OBJECTIVE: Can you reproduce, word for word, the lines of the listing below from the line with "checkout-step[interactable]: 1. Delivery" to the line with "delivery-tab[interactable]: Shipping address: [45,482,328,518]", including both of those lines and nothing else?

[DATASET EXTRACT start]

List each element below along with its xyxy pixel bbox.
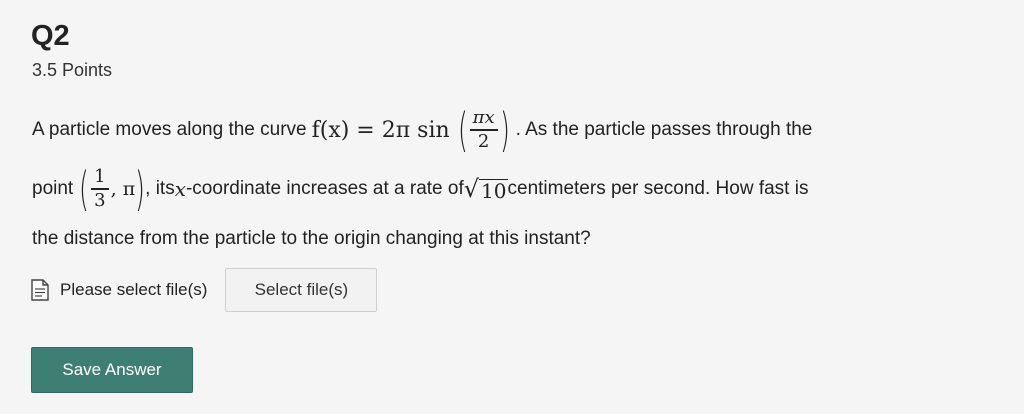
select-files-button[interactable]: Select file(s)	[225, 268, 378, 312]
right-paren: )	[135, 162, 146, 216]
square-root-expression: √ 10	[463, 175, 508, 203]
problem-text: centimeters per second. How fast is	[507, 178, 809, 199]
file-upload-label: Please select file(s)	[60, 280, 208, 299]
problem-line-2: point ( 1 3 , π ) , its x -coordinate in…	[32, 160, 808, 218]
problem-text: , its	[145, 178, 175, 199]
problem-text: point	[32, 178, 74, 199]
problem-line-3: the distance from the particle to the or…	[32, 225, 591, 253]
question-panel: Q2 3.5 Points A particle moves along the…	[0, 0, 1024, 414]
problem-line-1: A particle moves along the curve f(x) = …	[32, 102, 812, 158]
fraction-denominator: 3	[94, 189, 106, 211]
function-expression: f(x) = 2π sin	[311, 117, 450, 143]
fraction-numerator: 1	[94, 166, 106, 188]
point-y-value: , π	[110, 178, 136, 200]
file-upload-row: Please select file(s) Select file(s)	[30, 268, 378, 312]
problem-text: . As the particle passes through the	[515, 119, 813, 140]
question-title: Q2	[31, 20, 70, 52]
sqrt-radicand: 10	[479, 179, 508, 203]
right-paren: )	[499, 103, 510, 157]
problem-text: A particle moves along the curve	[32, 119, 307, 140]
problem-text: -coordinate increases at a rate of	[185, 178, 464, 199]
document-icon	[31, 279, 49, 301]
fraction-one-third: 1 3	[91, 166, 109, 211]
question-points: 3.5 Points	[32, 60, 113, 80]
problem-text: the distance from the particle to the or…	[32, 228, 591, 249]
fraction-denominator: 2	[477, 130, 490, 152]
left-paren: (	[79, 162, 90, 216]
save-answer-button[interactable]: Save Answer	[31, 347, 193, 393]
coordinate-variable: x	[174, 177, 186, 201]
fraction-pix-over-2: πx 2	[469, 107, 498, 152]
fraction-numerator: πx	[472, 107, 495, 129]
left-paren: (	[457, 103, 468, 157]
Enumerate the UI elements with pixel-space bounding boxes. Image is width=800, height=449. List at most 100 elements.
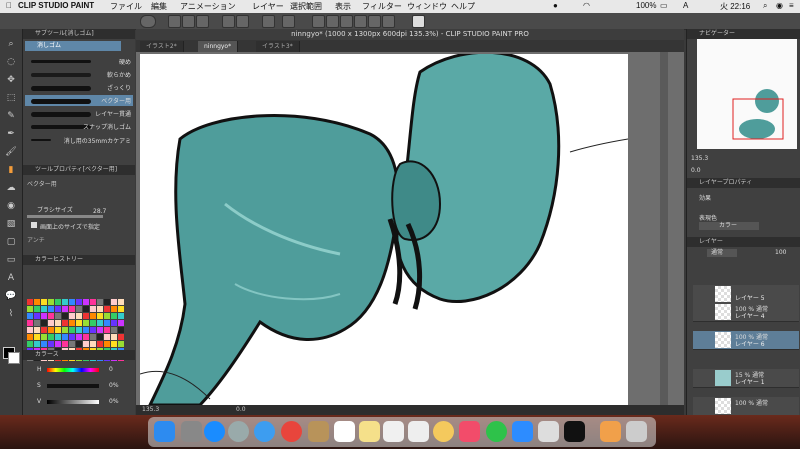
open-icon[interactable] bbox=[182, 15, 195, 28]
drawing-canvas[interactable] bbox=[139, 52, 629, 405]
color-history-swatch[interactable] bbox=[104, 327, 110, 333]
menu-filter[interactable]: フィルター bbox=[362, 1, 402, 12]
deselect-icon[interactable] bbox=[340, 15, 353, 28]
selection-tool-icon[interactable]: ⬚ bbox=[4, 91, 18, 105]
color-history-swatch[interactable] bbox=[62, 306, 68, 312]
photos-icon[interactable] bbox=[433, 421, 454, 442]
clip-studio-icon[interactable] bbox=[538, 421, 559, 442]
color-history-swatch[interactable] bbox=[34, 313, 40, 319]
color-history-swatch[interactable] bbox=[48, 306, 54, 312]
color-history-swatch[interactable] bbox=[97, 334, 103, 340]
color-history-swatch[interactable] bbox=[62, 334, 68, 340]
color-history-swatch[interactable] bbox=[69, 299, 75, 305]
color-history-swatch[interactable] bbox=[90, 313, 96, 319]
color-history-swatch[interactable] bbox=[118, 306, 124, 312]
color-history-swatch[interactable] bbox=[83, 299, 89, 305]
color-history-swatch[interactable] bbox=[41, 306, 47, 312]
canvas-rotation-value[interactable]: 0.0 bbox=[236, 406, 246, 413]
color-history-swatch[interactable] bbox=[34, 341, 40, 347]
color-history-swatch[interactable] bbox=[111, 327, 117, 333]
menu-file[interactable]: ファイル bbox=[110, 1, 142, 12]
color-history-swatch[interactable] bbox=[48, 334, 54, 340]
menu-animation[interactable]: アニメーション bbox=[180, 1, 236, 12]
color-history-swatch[interactable] bbox=[76, 306, 82, 312]
color-history-swatch[interactable] bbox=[83, 327, 89, 333]
color-history-swatch[interactable] bbox=[111, 334, 117, 340]
color-history-swatch[interactable] bbox=[27, 306, 33, 312]
navigator-rotation[interactable]: 0.0 bbox=[691, 167, 701, 174]
save-icon[interactable] bbox=[196, 15, 209, 28]
color-history-swatch[interactable] bbox=[48, 299, 54, 305]
tab-ninngyo[interactable]: ninngyo* bbox=[198, 41, 239, 52]
color-history-swatch[interactable] bbox=[118, 327, 124, 333]
pen-tool-icon[interactable]: ✒ bbox=[4, 127, 18, 141]
color-history-swatch[interactable] bbox=[76, 299, 82, 305]
color-history-swatch[interactable] bbox=[34, 334, 40, 340]
color-history-swatch[interactable] bbox=[48, 320, 54, 326]
color-history-swatch[interactable] bbox=[90, 334, 96, 340]
line-icon[interactable] bbox=[486, 421, 507, 442]
sub-color-swatch[interactable] bbox=[8, 352, 20, 364]
app-store-icon[interactable] bbox=[204, 421, 225, 442]
subtool-group-tab[interactable]: 消しゴム bbox=[25, 41, 121, 51]
color-history-swatch[interactable] bbox=[118, 299, 124, 305]
preview-app-icon[interactable] bbox=[408, 421, 429, 442]
saturation-slider[interactable] bbox=[47, 384, 99, 388]
tab-illust3[interactable]: イラスト3* bbox=[256, 41, 300, 52]
redo-icon[interactable] bbox=[236, 15, 249, 28]
brush-item-tone[interactable]: 消し用の35mmカケアミ bbox=[25, 135, 133, 146]
notes-icon[interactable] bbox=[359, 421, 380, 442]
color-history-swatch[interactable] bbox=[34, 306, 40, 312]
control-center-icon[interactable]: ≡ bbox=[789, 1, 794, 10]
color-history-swatch[interactable] bbox=[83, 306, 89, 312]
color-history-swatch[interactable] bbox=[41, 313, 47, 319]
layer-row-5[interactable]: レイヤー 5 bbox=[693, 285, 799, 304]
color-history-swatch[interactable] bbox=[97, 341, 103, 347]
color-history-swatch[interactable] bbox=[111, 320, 117, 326]
figure-tool-icon[interactable]: ▢ bbox=[4, 235, 18, 249]
layer-row-4[interactable]: 100 % 通常 レイヤー 4 bbox=[693, 303, 799, 322]
navigator-preview[interactable] bbox=[697, 39, 797, 149]
color-history-swatch[interactable] bbox=[104, 299, 110, 305]
status-icon[interactable]: ● bbox=[553, 1, 558, 10]
color-history-swatch[interactable] bbox=[69, 306, 75, 312]
canvas-zoom-value[interactable]: 135.3 bbox=[142, 406, 159, 413]
color-history-swatch[interactable] bbox=[41, 341, 47, 347]
apple-icon[interactable]:  bbox=[6, 1, 12, 10]
value-slider[interactable] bbox=[47, 400, 99, 404]
color-history-swatch[interactable] bbox=[90, 341, 96, 347]
menu-window[interactable]: ウィンドウ bbox=[407, 1, 447, 12]
eyedropper-tool-icon[interactable]: ✎ bbox=[4, 109, 18, 123]
menu-selection[interactable]: 選択範囲 bbox=[290, 1, 322, 12]
menubar-clock[interactable]: 火 22:16 bbox=[720, 1, 750, 12]
color-history-swatch[interactable] bbox=[97, 327, 103, 333]
color-history-swatch[interactable] bbox=[104, 341, 110, 347]
color-history-swatch[interactable] bbox=[62, 327, 68, 333]
color-history-swatch[interactable] bbox=[41, 320, 47, 326]
layer-row-1[interactable]: 15 % 通常 レイヤー 1 bbox=[693, 369, 799, 388]
color-history-swatch[interactable] bbox=[118, 313, 124, 319]
brush-tool-icon[interactable]: 🖌 bbox=[4, 145, 18, 159]
canvas-vertical-scrollbar[interactable] bbox=[660, 52, 668, 405]
brush-item-rough[interactable]: ざっくり bbox=[25, 82, 133, 93]
brush-item-snap[interactable]: スナップ消しゴム bbox=[25, 121, 133, 132]
app-name[interactable]: CLIP STUDIO PAINT bbox=[18, 1, 94, 10]
tab-illust2[interactable]: イラスト2* bbox=[140, 41, 184, 52]
brush-item-vector[interactable]: ベクター用 bbox=[25, 95, 133, 106]
color-history-swatch[interactable] bbox=[69, 341, 75, 347]
brush-item-layer-through[interactable]: レイヤー貫通 bbox=[25, 108, 133, 119]
color-history-swatch[interactable] bbox=[27, 313, 33, 319]
brush-item-soft[interactable]: 軟らかめ bbox=[25, 69, 133, 80]
color-history-swatch[interactable] bbox=[83, 341, 89, 347]
clip-studio-icon[interactable] bbox=[140, 15, 156, 28]
brush-size-slider[interactable] bbox=[27, 215, 103, 218]
color-history-swatch[interactable] bbox=[62, 341, 68, 347]
color-history-swatch[interactable] bbox=[83, 313, 89, 319]
color-history-swatch[interactable] bbox=[76, 313, 82, 319]
color-history-swatch[interactable] bbox=[62, 313, 68, 319]
launchpad-icon[interactable] bbox=[228, 421, 249, 442]
color-history-swatch[interactable] bbox=[69, 334, 75, 340]
color-history-swatch[interactable] bbox=[69, 320, 75, 326]
color-history-swatch[interactable] bbox=[118, 341, 124, 347]
trash-icon[interactable] bbox=[626, 421, 647, 442]
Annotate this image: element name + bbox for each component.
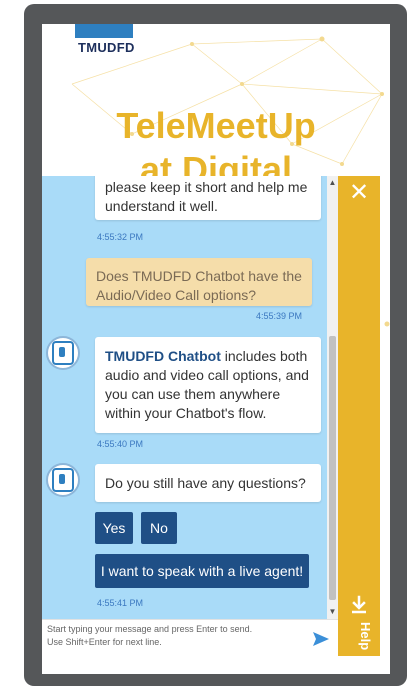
bot-avatar-icon bbox=[52, 341, 74, 365]
hero-title: TeleMeetUp bbox=[116, 105, 316, 146]
scroll-thumb[interactable] bbox=[329, 336, 336, 600]
live-agent-button[interactable]: I want to speak with a live agent! bbox=[95, 554, 309, 588]
download-icon[interactable] bbox=[349, 595, 369, 615]
chat-messages[interactable]: please keep it short and help me underst… bbox=[42, 176, 342, 619]
yes-button[interactable]: Yes bbox=[95, 512, 133, 544]
chat-side-panel bbox=[338, 176, 380, 656]
message-text: Do you still have any questions? bbox=[105, 475, 306, 491]
bot-avatar bbox=[46, 336, 80, 370]
no-button[interactable]: No bbox=[141, 512, 177, 544]
scroll-down-icon[interactable]: ▼ bbox=[327, 607, 338, 617]
bot-avatar bbox=[46, 463, 80, 497]
help-label[interactable]: Help bbox=[345, 618, 373, 654]
send-icon[interactable] bbox=[312, 630, 330, 648]
user-message: Does TMUDFD Chatbot have the Audio/Video… bbox=[86, 258, 312, 306]
bot-message: Do you still have any questions? bbox=[95, 464, 321, 502]
message-timestamp: 4:55:41 PM bbox=[97, 598, 144, 608]
bot-message: please keep it short and help me underst… bbox=[95, 176, 321, 220]
bot-message: TMUDFD Chatbot includes both audio and v… bbox=[95, 337, 321, 433]
bot-name: TMUDFD Chatbot bbox=[105, 348, 221, 364]
placeholder-line: Use Shift+Enter for next line. bbox=[47, 637, 162, 647]
close-icon[interactable]: ✕ bbox=[348, 181, 370, 205]
message-timestamp: 4:55:39 PM bbox=[256, 311, 303, 321]
chat-window: please keep it short and help me underst… bbox=[42, 176, 342, 619]
message-timestamp: 4:55:40 PM bbox=[97, 439, 144, 449]
message-text: Does TMUDFD Chatbot have the Audio/Video… bbox=[96, 268, 302, 303]
logo-text: TMUDFD bbox=[78, 40, 135, 55]
message-input-bar[interactable]: Start typing your message and press Ente… bbox=[42, 619, 338, 656]
chat-scrollbar[interactable]: ▲ ▼ bbox=[327, 176, 338, 619]
message-input-placeholder[interactable]: Start typing your message and press Ente… bbox=[47, 623, 305, 649]
logo-mark bbox=[75, 24, 133, 38]
message-text: please keep it short and help me underst… bbox=[105, 179, 308, 214]
placeholder-line: Start typing your message and press Ente… bbox=[47, 624, 253, 634]
scroll-up-icon[interactable]: ▲ bbox=[327, 178, 338, 188]
bot-avatar-icon bbox=[52, 468, 74, 492]
message-timestamp: 4:55:32 PM bbox=[97, 232, 144, 242]
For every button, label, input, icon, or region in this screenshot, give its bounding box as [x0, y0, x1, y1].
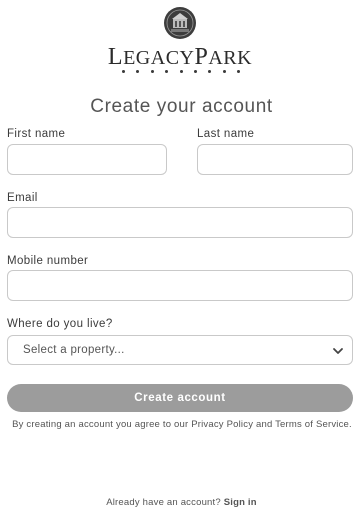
brand-dot: [208, 70, 212, 73]
brand-dot: [193, 70, 197, 73]
terms-notice: By creating an account you agree to our …: [12, 419, 352, 430]
brand-dot: [150, 70, 154, 73]
brand-dot: [165, 70, 169, 73]
page-title: Create your account: [90, 96, 273, 117]
mobile-number-field[interactable]: [7, 270, 353, 301]
brand-dot: [136, 70, 140, 73]
last-name-field[interactable]: [197, 144, 353, 175]
property-select[interactable]: Select a property...: [7, 335, 353, 365]
legacy-park-emblem-icon: [164, 7, 196, 39]
property-select-value: Select a property...: [23, 344, 125, 356]
email-field[interactable]: [7, 207, 353, 238]
brand-dots: [122, 70, 240, 73]
signin-prompt: Already have an account? Sign in: [0, 497, 353, 508]
brand-dot: [237, 70, 240, 73]
create-account-button[interactable]: Create account: [7, 384, 353, 412]
mobile-number-label: Mobile number: [7, 255, 89, 267]
email-label: Email: [7, 192, 38, 204]
sign-in-link[interactable]: Sign in: [224, 497, 257, 508]
brand-dot: [122, 70, 125, 73]
chevron-down-icon: [333, 348, 343, 354]
first-name-label: First name: [7, 128, 66, 140]
first-name-field[interactable]: [7, 144, 167, 175]
brand-wordmark: LEGACYPARK: [107, 44, 253, 70]
last-name-label: Last name: [197, 128, 255, 140]
brand-dot: [222, 70, 226, 73]
residence-label: Where do you live?: [7, 318, 113, 330]
signin-prompt-text: Already have an account?: [106, 497, 221, 508]
brand-dot: [179, 70, 183, 73]
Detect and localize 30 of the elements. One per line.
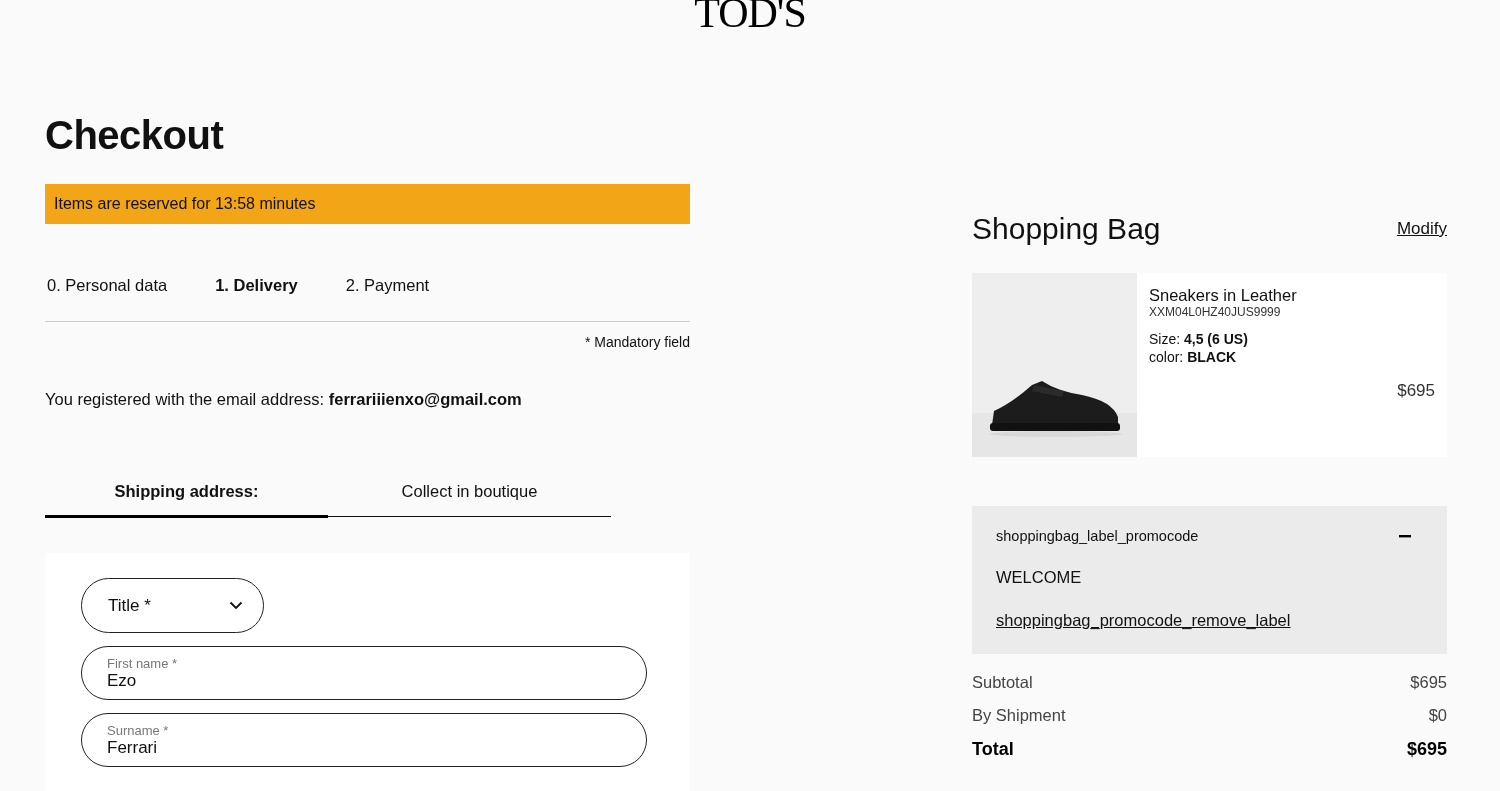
checkout-step[interactable]: 1. Delivery [215,276,298,295]
promo-code: WELCOME [996,568,1083,587]
product-name: Sneakers in Leather [1149,286,1298,305]
promo-label: shoppingbag_label_promocode [996,528,1199,544]
product-size: Size: 4,5 (6 US) [1149,331,1249,347]
bag-title: Shopping Bag [972,212,1161,246]
product-price: $695 [1397,381,1435,401]
field-input[interactable]: Ezo [107,670,621,691]
total-label: By Shipment [972,706,1066,725]
total-value: $695 [1406,739,1447,760]
field-input[interactable]: Ferrari [107,737,621,758]
total-label: Total [972,739,1014,760]
delivery-tab[interactable]: Collect in boutique [328,482,611,518]
product-code: XXM04L0HZ40JUS9999 [1149,305,1282,319]
product-color: color: BLACK [1149,349,1238,365]
field-label: First name * [107,655,179,671]
total-label: Subtotal [972,673,1033,692]
field-label: Surname * [107,722,170,738]
modify-link[interactable]: Modify [1396,219,1447,239]
mandatory-note: * Mandatory field [584,334,690,350]
remove-promo-link[interactable]: shoppingbag_promocode_remove_label [996,611,1291,630]
checkout-step[interactable]: 0. Personal data [47,276,168,295]
total-value: $695 [1410,673,1447,692]
delivery-tab[interactable]: Shipping address: [45,482,328,518]
checkout-step[interactable]: 2. Payment [345,276,430,295]
total-value: $0 [1428,706,1447,725]
page-title: Checkout [45,113,225,158]
email-notice: You registered with the email address: ferrariiienxo@gmail.com [45,390,523,409]
chevron-down-icon [229,601,243,610]
reservation-banner: Items are reserved for 13:58 minutes [45,184,690,224]
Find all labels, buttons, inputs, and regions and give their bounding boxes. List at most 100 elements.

[DATASET EXTRACT end]

TASK ANSWER:
checkout-step[interactable]: 1. Delivery [215,276,298,295]
promo-code: WELCOME [996,568,1083,587]
product-name: Sneakers in Leather [1149,286,1298,305]
promo-label: shoppingbag_label_promocode [996,528,1199,544]
product-size: Size: 4,5 (6 US) [1149,331,1249,347]
bag-title: Shopping Bag [972,212,1161,246]
product-price: $695 [1397,381,1435,401]
field-input[interactable]: Ezo [107,670,621,691]
total-label: By Shipment [972,706,1066,725]
total-value: $695 [1406,739,1447,760]
field-input[interactable]: Ferrari [107,737,621,758]
total-label: Total [972,739,1014,760]
delivery-tab[interactable]: Collect in boutique [328,482,611,518]
product-code: XXM04L0HZ40JUS9999 [1149,305,1282,319]
product-color: color: BLACK [1149,349,1238,365]
field-label: First name * [107,655,179,671]
total-label: Subtotal [972,673,1033,692]
field-label: Surname * [107,722,170,738]
modify-link[interactable]: Modify [1396,219,1447,239]
mandatory-note: * Mandatory field [584,334,690,350]
remove-promo-link[interactable]: shoppingbag_promocode_remove_label [996,611,1291,630]
checkout-step[interactable]: 0. Personal data [47,276,168,295]
total-value: $695 [1410,673,1447,692]
delivery-tab[interactable]: Shipping address: [45,482,328,518]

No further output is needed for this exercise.